* [Requirement]: Find the string "type" in the records. Copy every line it appears in.

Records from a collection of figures

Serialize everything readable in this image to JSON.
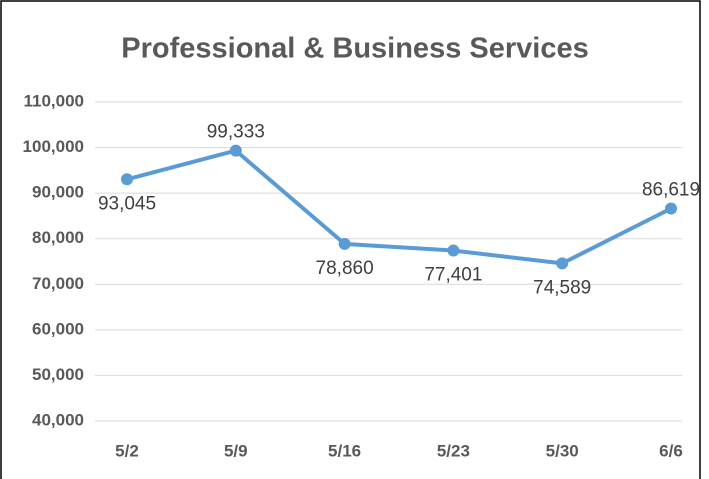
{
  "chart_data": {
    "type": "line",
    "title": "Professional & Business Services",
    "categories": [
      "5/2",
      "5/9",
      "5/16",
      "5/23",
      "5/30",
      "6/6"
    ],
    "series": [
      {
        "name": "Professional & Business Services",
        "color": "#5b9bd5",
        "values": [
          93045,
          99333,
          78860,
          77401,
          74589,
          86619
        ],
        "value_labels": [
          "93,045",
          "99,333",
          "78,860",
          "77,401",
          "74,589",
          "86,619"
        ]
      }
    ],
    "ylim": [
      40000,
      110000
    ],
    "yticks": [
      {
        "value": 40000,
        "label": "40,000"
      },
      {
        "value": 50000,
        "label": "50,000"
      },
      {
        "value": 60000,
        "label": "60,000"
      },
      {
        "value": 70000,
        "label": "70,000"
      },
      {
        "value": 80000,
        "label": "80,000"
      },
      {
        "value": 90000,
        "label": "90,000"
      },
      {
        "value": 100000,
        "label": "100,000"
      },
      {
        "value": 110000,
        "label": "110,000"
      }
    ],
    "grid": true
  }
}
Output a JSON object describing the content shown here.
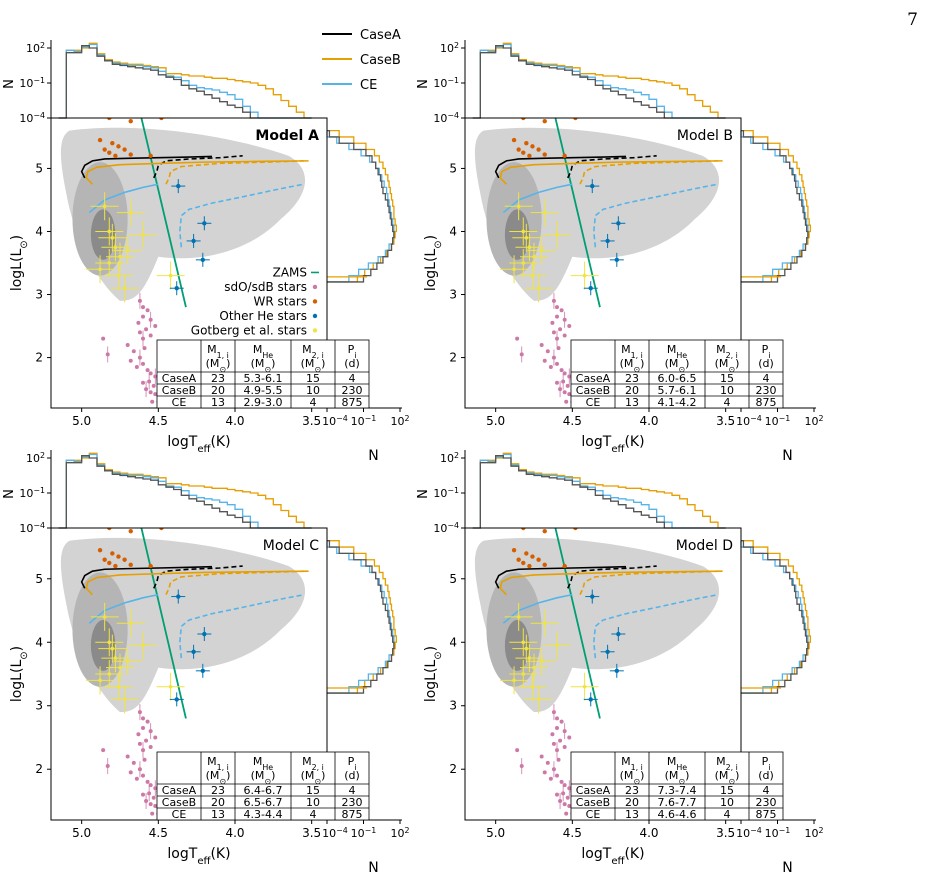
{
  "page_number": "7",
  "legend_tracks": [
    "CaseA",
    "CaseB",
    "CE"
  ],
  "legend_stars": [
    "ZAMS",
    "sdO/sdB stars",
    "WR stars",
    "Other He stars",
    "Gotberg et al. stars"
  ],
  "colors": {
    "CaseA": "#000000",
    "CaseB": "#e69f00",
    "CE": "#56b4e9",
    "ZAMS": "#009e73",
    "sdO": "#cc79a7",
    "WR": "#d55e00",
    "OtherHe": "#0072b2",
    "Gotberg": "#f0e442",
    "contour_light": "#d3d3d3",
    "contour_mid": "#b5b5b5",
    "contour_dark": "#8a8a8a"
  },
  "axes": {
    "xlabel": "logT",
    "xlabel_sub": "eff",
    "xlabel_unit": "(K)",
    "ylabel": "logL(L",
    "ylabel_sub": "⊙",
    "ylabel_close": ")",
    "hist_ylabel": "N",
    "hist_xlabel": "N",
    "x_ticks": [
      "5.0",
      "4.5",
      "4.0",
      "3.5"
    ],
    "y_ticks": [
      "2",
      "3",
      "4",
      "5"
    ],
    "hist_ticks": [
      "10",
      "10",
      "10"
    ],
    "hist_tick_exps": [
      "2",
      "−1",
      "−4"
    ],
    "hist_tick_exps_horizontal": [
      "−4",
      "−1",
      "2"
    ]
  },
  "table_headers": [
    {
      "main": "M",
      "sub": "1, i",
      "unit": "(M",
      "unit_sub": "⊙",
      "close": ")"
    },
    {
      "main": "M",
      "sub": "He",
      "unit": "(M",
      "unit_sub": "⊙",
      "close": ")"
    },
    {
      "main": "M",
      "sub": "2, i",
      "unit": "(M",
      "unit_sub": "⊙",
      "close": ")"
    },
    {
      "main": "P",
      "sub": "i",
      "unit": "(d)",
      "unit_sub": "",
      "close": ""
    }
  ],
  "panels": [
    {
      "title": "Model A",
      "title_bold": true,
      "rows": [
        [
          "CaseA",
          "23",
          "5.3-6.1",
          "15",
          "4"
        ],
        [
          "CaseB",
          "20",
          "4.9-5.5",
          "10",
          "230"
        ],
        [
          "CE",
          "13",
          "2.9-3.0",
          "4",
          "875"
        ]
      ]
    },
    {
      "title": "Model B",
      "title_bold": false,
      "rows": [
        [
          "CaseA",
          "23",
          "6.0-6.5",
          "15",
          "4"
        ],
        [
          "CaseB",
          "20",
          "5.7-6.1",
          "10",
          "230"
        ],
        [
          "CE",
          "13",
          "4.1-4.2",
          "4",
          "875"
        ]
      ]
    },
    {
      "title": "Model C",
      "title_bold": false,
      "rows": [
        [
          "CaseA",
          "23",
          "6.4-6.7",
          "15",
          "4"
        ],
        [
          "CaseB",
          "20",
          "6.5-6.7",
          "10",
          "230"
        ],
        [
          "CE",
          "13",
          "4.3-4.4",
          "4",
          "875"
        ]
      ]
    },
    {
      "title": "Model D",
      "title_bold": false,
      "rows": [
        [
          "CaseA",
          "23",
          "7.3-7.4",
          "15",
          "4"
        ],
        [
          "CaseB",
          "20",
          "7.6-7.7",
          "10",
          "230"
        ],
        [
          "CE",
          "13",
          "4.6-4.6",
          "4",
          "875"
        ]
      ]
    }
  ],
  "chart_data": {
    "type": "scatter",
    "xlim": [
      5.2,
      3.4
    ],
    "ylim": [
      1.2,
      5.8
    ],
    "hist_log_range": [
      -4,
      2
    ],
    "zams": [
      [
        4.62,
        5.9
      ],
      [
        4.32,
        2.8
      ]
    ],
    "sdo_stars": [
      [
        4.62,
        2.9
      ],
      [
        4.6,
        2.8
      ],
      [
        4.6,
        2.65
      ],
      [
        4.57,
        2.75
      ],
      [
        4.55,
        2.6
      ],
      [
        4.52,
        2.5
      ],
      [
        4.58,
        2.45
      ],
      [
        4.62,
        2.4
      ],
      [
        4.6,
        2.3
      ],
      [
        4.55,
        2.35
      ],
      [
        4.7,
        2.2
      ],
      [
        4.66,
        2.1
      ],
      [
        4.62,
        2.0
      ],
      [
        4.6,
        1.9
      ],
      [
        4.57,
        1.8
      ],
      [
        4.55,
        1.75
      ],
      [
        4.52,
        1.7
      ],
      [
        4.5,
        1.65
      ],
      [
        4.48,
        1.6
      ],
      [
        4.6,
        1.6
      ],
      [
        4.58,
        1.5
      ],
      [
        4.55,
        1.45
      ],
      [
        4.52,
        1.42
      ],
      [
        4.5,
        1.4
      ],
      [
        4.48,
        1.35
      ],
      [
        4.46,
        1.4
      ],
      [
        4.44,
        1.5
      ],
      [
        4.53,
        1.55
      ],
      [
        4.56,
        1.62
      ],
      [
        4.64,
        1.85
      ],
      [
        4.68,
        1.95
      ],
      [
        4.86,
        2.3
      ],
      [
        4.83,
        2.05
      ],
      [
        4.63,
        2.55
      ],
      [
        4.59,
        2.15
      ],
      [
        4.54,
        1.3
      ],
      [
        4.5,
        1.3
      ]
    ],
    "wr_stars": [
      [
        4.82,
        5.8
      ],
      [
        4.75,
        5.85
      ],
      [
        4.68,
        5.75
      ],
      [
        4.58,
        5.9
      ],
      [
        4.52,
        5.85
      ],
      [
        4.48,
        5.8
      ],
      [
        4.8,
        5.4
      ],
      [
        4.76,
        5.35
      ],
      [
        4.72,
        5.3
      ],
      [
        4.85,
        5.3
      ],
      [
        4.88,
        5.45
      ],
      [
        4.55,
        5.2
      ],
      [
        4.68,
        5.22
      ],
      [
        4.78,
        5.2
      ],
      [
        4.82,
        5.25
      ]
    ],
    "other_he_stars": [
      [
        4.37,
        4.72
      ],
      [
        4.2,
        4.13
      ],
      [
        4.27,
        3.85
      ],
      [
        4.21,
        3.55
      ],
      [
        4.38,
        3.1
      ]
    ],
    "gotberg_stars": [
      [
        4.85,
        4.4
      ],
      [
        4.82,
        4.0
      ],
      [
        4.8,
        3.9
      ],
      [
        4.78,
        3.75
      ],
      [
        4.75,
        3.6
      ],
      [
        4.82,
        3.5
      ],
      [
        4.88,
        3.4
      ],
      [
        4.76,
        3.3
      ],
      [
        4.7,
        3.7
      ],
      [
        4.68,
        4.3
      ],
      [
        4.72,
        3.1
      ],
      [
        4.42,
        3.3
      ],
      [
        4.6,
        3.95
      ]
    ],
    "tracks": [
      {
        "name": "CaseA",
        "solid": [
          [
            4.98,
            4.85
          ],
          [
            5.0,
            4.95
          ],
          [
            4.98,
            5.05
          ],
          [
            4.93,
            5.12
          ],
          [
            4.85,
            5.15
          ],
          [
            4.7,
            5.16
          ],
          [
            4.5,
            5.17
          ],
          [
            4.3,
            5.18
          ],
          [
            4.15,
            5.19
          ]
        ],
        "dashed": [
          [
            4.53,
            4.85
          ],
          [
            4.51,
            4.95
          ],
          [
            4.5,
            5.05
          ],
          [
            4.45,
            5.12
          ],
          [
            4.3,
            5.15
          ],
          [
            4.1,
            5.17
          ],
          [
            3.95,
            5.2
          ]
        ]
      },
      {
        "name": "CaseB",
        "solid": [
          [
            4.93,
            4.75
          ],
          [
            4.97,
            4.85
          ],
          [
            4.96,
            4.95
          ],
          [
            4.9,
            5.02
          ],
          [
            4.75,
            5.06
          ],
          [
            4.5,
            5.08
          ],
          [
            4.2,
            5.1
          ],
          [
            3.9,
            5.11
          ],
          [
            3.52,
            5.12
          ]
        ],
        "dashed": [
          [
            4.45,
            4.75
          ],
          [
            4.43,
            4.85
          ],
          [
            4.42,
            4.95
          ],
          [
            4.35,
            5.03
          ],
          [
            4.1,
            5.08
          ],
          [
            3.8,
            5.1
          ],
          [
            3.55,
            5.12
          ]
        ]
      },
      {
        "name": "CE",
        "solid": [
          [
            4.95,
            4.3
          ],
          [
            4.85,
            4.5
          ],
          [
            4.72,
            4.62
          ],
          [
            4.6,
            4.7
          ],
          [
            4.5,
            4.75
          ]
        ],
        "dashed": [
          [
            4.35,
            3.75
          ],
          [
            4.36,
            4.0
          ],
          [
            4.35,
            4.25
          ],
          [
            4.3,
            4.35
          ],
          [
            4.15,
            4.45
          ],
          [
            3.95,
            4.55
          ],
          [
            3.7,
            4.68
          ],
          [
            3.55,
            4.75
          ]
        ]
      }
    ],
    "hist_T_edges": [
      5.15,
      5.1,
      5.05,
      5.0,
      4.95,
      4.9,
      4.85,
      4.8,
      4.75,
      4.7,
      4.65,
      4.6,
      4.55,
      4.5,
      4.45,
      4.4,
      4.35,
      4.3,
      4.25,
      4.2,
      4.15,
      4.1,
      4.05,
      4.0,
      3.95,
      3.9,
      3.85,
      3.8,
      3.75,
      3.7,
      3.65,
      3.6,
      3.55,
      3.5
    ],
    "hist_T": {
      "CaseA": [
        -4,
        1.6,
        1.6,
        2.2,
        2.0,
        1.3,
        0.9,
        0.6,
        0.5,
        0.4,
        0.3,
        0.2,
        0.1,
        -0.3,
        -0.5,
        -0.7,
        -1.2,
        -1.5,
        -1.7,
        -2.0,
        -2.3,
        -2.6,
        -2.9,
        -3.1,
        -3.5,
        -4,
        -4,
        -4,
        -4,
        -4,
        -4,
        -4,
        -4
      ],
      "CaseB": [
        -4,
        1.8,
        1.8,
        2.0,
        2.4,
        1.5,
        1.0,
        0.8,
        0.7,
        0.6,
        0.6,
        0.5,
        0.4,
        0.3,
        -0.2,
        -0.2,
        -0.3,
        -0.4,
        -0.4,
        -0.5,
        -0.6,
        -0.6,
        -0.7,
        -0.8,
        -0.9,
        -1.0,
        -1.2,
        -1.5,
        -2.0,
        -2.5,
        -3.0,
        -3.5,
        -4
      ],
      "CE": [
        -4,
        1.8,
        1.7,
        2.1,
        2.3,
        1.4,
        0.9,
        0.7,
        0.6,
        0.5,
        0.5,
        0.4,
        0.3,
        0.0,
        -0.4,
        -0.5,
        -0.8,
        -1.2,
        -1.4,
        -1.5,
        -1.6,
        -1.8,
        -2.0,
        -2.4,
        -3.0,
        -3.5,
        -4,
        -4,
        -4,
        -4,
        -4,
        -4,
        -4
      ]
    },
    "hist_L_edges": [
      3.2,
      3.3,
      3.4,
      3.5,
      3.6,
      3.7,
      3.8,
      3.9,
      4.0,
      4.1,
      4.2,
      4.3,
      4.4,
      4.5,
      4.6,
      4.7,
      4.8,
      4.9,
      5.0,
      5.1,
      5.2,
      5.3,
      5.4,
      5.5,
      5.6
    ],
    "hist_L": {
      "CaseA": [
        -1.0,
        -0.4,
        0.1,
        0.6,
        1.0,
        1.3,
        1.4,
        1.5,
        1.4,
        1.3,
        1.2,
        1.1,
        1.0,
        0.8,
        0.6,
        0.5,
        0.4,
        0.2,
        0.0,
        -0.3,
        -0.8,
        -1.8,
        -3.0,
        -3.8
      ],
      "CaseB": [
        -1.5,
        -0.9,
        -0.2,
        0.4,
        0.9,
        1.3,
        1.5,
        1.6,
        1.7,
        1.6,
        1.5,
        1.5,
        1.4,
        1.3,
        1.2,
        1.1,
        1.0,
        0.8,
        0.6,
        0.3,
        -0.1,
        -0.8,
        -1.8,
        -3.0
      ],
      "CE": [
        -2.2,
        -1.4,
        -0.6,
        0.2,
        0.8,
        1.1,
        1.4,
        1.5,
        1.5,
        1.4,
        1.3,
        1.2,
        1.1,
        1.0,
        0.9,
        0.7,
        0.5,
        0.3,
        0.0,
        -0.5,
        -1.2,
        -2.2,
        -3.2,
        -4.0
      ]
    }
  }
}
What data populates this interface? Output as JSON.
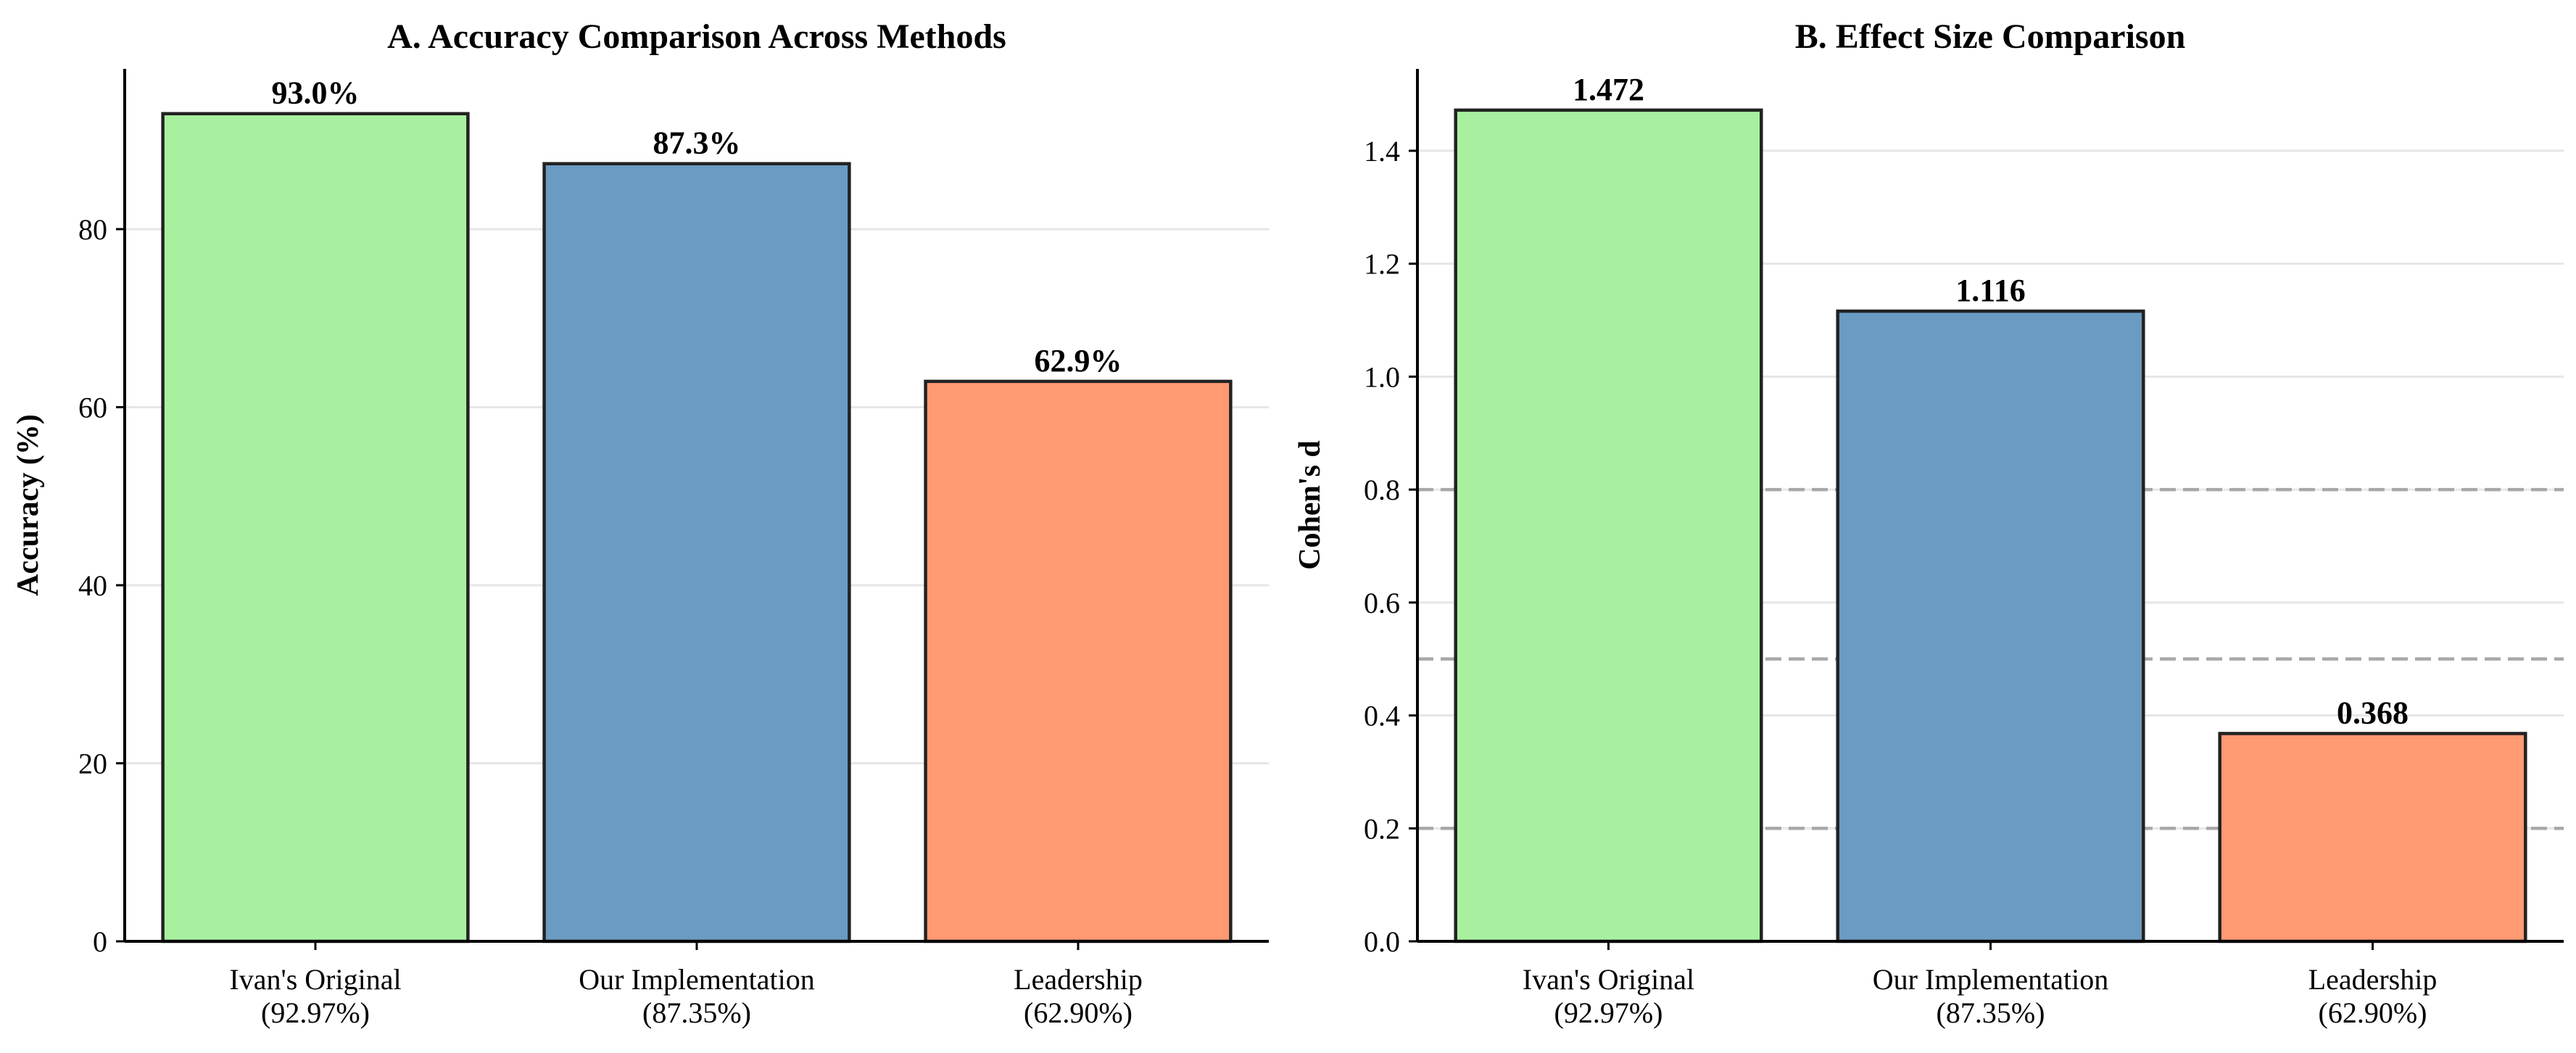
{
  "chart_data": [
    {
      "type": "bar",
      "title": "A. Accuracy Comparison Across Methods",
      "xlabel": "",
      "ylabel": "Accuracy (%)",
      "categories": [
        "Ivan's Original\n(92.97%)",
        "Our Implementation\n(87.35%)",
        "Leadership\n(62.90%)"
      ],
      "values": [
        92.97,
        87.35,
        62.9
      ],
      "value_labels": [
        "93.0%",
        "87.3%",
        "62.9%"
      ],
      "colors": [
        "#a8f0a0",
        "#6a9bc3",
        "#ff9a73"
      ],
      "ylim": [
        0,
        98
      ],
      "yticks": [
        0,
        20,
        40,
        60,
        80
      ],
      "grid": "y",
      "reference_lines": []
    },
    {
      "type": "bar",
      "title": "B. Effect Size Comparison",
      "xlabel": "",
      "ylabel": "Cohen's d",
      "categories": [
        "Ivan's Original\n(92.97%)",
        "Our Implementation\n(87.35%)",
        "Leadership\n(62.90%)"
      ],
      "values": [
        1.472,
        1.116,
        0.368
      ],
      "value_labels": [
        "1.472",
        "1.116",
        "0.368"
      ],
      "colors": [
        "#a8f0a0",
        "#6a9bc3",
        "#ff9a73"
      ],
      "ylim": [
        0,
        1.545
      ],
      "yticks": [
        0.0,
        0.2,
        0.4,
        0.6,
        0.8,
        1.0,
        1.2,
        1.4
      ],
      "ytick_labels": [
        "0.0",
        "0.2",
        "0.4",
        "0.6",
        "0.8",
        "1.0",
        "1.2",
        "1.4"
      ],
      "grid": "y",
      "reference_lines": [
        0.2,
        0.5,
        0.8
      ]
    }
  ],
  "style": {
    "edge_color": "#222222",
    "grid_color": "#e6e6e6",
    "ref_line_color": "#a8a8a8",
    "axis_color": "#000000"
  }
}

* [Complete answer]:
    "type": "line",
    "type": "scatter",
      "type": "bar",
      "type": "bar",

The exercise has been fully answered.